INSTRUCTION: Go to the line containing "Output a JSON" below; retype it and all following lines exactly, and leave out the pictures.

[Collected data]

* * * * *

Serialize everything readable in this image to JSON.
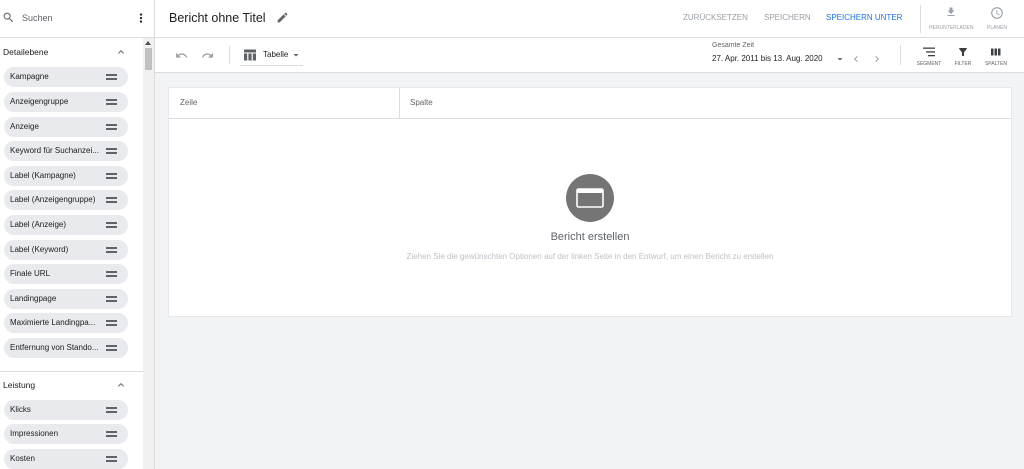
{
  "search": {
    "placeholder": "Suchen"
  },
  "sidebar": {
    "sections": [
      {
        "title": "Detailebene",
        "expanded": true,
        "items": [
          "Kampagne",
          "Anzeigengruppe",
          "Anzeige",
          "Keyword für Suchanzei...",
          "Label (Kampagne)",
          "Label (Anzeigengruppe)",
          "Label (Anzeige)",
          "Label (Keyword)",
          "Finale URL",
          "Landingpage",
          "Maximierte Landingpa...",
          "Entfernung von Stando..."
        ]
      },
      {
        "title": "Leistung",
        "expanded": true,
        "items": [
          "Klicks",
          "Impressionen",
          "Kosten"
        ]
      }
    ]
  },
  "header": {
    "title": "Bericht ohne Titel",
    "reset_label": "ZURÜCKSETZEN",
    "save_label": "SPEICHERN",
    "save_as_label": "SPEICHERN UNTER",
    "download_label": "HERUNTERLADEN",
    "schedule_label": "PLANEN"
  },
  "toolbar": {
    "visualization": "Tabelle",
    "date_range_label": "Gesamte Zeit",
    "date_range": "27. Apr. 2011 bis 13. Aug. 2020",
    "segment_label": "SEGMENT",
    "filter_label": "FILTER",
    "columns_label": "SPALTEN"
  },
  "report": {
    "row_header": "Zeile",
    "column_header": "Spalte",
    "empty_title": "Bericht erstellen",
    "empty_hint": "Ziehen Sie die gewünschten Optionen auf der linken Seite in den Entwurf, um einen Bericht zu erstellen"
  },
  "state": {
    "reset_enabled": false,
    "save_enabled": false,
    "save_as_enabled": true,
    "download_enabled": false,
    "schedule_enabled": false,
    "undo_enabled": false,
    "redo_enabled": false
  },
  "icons": [
    "search-icon",
    "more-vert-icon",
    "chevron-up-icon",
    "drag-handle-icon",
    "edit-icon",
    "download-icon",
    "schedule-icon",
    "undo-icon",
    "redo-icon",
    "table-icon",
    "dropdown-arrow-icon",
    "chevron-left-icon",
    "chevron-right-icon",
    "segment-icon",
    "filter-icon",
    "columns-icon",
    "report-window-icon"
  ],
  "colors": {
    "accent": "#1a73e8",
    "disabled_text": "#9aa0a6",
    "chip_background": "#e8eaed",
    "canvas_background": "#f1f3f4",
    "empty_state_icon": "#757575"
  }
}
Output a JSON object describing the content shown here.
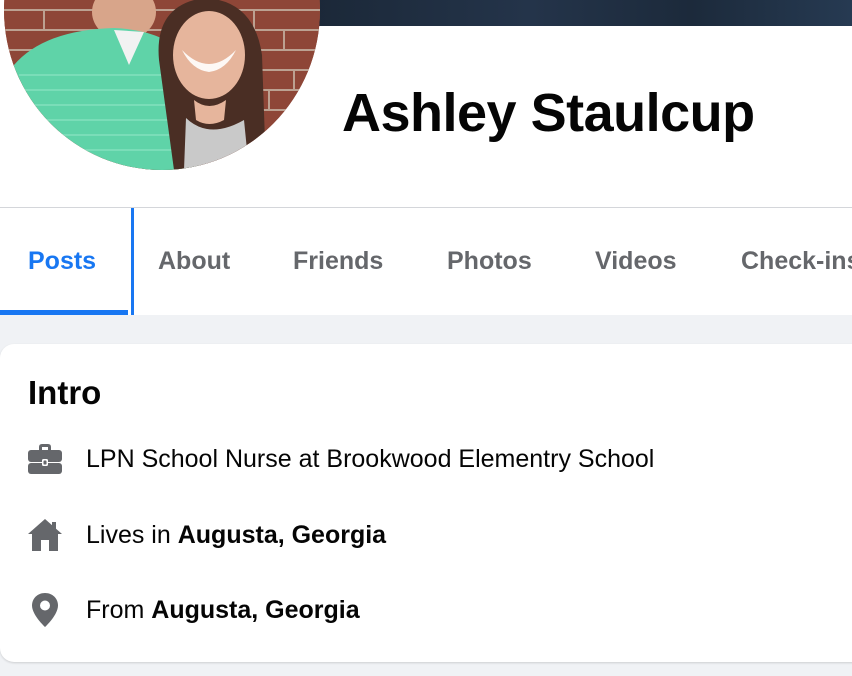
{
  "profile": {
    "name": "Ashley Staulcup"
  },
  "tabs": [
    {
      "label": "Posts",
      "active": true
    },
    {
      "label": "About",
      "active": false
    },
    {
      "label": "Friends",
      "active": false
    },
    {
      "label": "Photos",
      "active": false
    },
    {
      "label": "Videos",
      "active": false
    },
    {
      "label": "Check-ins",
      "active": false
    }
  ],
  "intro": {
    "title": "Intro",
    "work": {
      "icon": "briefcase-icon",
      "text": "LPN School Nurse at Brookwood Elementry School"
    },
    "lives": {
      "icon": "home-icon",
      "prefix": "Lives in ",
      "place": "Augusta, Georgia"
    },
    "from": {
      "icon": "location-pin-icon",
      "prefix": "From ",
      "place": "Augusta, Georgia"
    }
  },
  "colors": {
    "accent": "#1877f2",
    "tab_inactive": "#65676b",
    "page_bg": "#f0f2f5",
    "text": "#050505",
    "icon": "#65676b"
  }
}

* * * * *

OUTPUT OF THE EXERCISE:
Output a JSON object describing the content shown here.
{
  "profile": {
    "name": "Ashley Staulcup"
  },
  "tabs": [
    {
      "label": "Posts",
      "active": true
    },
    {
      "label": "About",
      "active": false
    },
    {
      "label": "Friends",
      "active": false
    },
    {
      "label": "Photos",
      "active": false
    },
    {
      "label": "Videos",
      "active": false
    },
    {
      "label": "Check-ins",
      "active": false
    }
  ],
  "intro": {
    "title": "Intro",
    "work": {
      "icon": "briefcase-icon",
      "text": "LPN School Nurse at Brookwood Elementry School"
    },
    "lives": {
      "icon": "home-icon",
      "prefix": "Lives in ",
      "place": "Augusta, Georgia"
    },
    "from": {
      "icon": "location-pin-icon",
      "prefix": "From ",
      "place": "Augusta, Georgia"
    }
  },
  "colors": {
    "accent": "#1877f2",
    "tab_inactive": "#65676b",
    "page_bg": "#f0f2f5",
    "text": "#050505",
    "icon": "#65676b"
  }
}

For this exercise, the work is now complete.